═════ Supplied information ═════
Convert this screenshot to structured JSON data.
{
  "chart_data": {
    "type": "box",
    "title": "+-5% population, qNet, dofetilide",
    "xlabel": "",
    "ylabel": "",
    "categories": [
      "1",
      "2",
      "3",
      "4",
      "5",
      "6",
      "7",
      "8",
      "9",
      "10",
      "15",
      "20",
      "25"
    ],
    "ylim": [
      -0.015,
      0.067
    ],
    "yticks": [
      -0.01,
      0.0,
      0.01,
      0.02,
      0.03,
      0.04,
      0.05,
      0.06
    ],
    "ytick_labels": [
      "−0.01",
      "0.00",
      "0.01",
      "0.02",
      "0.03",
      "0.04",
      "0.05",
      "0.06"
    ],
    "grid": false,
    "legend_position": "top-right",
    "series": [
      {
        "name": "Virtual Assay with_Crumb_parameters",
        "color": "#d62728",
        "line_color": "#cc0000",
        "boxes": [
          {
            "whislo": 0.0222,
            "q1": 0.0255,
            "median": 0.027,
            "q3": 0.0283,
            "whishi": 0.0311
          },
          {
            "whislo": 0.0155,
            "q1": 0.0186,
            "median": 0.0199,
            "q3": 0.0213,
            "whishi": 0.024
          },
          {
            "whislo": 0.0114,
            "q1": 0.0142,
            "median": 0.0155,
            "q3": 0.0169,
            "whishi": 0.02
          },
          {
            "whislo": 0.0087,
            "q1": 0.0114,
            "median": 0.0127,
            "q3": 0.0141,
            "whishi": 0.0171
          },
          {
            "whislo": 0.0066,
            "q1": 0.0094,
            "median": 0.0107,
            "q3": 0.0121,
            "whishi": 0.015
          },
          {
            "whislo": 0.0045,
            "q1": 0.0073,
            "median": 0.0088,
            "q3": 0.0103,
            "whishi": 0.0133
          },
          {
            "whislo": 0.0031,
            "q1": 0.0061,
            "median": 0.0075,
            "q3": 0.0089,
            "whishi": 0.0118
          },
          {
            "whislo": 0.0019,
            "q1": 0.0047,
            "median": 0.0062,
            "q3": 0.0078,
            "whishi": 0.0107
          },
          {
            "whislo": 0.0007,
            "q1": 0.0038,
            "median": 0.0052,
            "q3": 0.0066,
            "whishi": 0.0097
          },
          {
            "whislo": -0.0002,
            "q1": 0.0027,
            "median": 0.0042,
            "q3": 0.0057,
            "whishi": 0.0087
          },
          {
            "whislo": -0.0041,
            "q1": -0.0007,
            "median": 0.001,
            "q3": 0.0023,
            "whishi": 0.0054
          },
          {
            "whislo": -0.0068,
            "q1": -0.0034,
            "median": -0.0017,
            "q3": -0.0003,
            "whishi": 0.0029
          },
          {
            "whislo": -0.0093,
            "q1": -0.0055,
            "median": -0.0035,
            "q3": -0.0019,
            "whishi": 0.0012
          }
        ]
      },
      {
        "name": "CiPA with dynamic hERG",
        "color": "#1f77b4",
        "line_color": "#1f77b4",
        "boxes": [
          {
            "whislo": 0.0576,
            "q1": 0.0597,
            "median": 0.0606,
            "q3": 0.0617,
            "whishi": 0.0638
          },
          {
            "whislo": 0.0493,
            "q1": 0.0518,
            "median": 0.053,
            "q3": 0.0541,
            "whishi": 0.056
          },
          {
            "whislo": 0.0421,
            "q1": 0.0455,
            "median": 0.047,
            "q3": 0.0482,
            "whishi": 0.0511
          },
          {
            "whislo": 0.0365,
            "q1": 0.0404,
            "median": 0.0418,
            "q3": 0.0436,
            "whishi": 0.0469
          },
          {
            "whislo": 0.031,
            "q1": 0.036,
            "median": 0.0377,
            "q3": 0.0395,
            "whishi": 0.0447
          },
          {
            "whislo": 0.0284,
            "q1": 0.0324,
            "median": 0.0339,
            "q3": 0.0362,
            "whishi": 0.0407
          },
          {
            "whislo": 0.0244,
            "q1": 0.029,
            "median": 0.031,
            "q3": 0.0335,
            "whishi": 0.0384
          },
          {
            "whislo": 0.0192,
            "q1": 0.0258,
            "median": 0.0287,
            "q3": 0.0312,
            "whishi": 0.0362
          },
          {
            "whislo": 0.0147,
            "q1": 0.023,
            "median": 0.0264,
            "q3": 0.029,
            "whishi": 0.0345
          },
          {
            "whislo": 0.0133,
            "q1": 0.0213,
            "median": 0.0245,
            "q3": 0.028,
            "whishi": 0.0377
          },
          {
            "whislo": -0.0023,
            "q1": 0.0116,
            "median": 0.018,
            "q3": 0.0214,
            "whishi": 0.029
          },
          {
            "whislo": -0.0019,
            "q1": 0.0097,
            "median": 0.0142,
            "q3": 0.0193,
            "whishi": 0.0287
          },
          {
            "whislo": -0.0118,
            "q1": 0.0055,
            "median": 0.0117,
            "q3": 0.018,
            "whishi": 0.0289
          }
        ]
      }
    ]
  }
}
═════
═════ Supplied information ═════
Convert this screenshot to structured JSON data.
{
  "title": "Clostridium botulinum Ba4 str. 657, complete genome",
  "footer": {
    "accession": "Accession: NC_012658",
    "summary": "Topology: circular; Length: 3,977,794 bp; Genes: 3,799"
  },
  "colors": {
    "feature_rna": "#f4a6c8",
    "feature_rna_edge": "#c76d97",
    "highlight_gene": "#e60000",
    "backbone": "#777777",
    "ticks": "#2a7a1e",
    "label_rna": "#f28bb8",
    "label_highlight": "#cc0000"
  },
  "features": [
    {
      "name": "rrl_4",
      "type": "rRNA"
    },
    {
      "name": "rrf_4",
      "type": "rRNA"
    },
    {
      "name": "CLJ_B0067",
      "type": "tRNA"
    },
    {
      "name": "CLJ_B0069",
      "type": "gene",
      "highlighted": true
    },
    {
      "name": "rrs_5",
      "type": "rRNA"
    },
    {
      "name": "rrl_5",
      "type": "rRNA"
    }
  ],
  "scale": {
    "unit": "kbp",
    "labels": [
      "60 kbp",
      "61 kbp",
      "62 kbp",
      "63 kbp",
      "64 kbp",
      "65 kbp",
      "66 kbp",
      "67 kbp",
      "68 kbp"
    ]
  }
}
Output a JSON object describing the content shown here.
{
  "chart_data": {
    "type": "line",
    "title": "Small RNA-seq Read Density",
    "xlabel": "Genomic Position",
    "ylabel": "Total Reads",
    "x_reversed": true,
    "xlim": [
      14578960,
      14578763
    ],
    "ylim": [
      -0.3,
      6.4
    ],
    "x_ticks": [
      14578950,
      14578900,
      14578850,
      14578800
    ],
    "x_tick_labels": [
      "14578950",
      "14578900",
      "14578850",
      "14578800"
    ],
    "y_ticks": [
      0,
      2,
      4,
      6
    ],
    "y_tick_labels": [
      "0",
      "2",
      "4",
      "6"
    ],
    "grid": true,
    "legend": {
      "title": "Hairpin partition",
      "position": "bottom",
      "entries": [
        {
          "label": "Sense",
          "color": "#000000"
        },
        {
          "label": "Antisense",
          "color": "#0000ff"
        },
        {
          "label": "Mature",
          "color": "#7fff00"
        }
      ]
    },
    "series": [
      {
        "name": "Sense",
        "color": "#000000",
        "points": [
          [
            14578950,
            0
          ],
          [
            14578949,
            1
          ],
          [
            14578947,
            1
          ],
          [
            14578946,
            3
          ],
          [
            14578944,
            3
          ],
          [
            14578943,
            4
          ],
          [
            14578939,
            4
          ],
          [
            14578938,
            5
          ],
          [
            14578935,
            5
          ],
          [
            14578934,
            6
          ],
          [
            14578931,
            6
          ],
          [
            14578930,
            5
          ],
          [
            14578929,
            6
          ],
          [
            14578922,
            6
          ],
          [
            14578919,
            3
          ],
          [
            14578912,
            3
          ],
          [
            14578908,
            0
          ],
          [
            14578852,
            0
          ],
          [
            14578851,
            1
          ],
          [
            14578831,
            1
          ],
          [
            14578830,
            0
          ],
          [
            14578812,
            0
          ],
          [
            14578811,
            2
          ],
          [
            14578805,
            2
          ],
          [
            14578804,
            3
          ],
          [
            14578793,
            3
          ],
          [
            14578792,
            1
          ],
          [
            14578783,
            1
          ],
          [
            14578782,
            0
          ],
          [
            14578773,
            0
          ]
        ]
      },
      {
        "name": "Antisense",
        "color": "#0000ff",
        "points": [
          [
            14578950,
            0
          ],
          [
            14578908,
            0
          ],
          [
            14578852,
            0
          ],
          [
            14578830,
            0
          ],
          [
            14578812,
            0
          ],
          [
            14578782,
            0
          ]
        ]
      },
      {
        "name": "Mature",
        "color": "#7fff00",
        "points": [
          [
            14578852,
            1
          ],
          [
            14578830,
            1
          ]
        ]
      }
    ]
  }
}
═════
Work request: How many lines of the entries above include the word "name"? Reply with the number alone.

Task output: 11